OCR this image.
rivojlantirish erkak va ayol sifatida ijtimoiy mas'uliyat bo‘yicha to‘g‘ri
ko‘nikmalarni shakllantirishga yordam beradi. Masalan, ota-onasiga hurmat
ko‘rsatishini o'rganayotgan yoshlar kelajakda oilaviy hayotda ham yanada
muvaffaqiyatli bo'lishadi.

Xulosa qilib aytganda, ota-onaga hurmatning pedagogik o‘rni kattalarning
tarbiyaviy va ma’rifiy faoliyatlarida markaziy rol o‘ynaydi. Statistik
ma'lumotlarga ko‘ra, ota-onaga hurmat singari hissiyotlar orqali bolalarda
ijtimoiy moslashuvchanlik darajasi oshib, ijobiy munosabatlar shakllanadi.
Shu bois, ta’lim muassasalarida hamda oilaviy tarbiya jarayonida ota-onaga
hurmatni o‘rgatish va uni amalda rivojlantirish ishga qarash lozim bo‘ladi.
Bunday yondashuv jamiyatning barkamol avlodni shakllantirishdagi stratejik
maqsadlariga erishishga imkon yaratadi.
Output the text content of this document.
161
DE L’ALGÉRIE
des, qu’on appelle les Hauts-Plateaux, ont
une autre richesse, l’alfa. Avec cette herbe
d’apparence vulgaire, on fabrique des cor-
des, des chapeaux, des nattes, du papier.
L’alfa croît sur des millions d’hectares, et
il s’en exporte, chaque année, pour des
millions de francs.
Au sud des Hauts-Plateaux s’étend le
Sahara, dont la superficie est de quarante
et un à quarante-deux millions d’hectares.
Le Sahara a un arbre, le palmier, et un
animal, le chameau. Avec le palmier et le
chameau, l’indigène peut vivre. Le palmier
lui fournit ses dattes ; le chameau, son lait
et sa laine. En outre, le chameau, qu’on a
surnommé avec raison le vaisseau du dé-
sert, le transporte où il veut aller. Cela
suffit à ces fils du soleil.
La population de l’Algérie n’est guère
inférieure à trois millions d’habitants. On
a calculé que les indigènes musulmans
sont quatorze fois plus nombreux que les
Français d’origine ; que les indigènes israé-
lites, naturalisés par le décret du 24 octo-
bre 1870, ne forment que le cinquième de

EXERCISE GOAL:
Read the lines above. Gather those in which the string "millions" is found.

RESPONSE TO THE TASK:
L’alfa croît sur des millions d’hectares, et
millions de francs.
et un à quarante-deux millions d’hectares.
inférieure à trois millions d’habitants. On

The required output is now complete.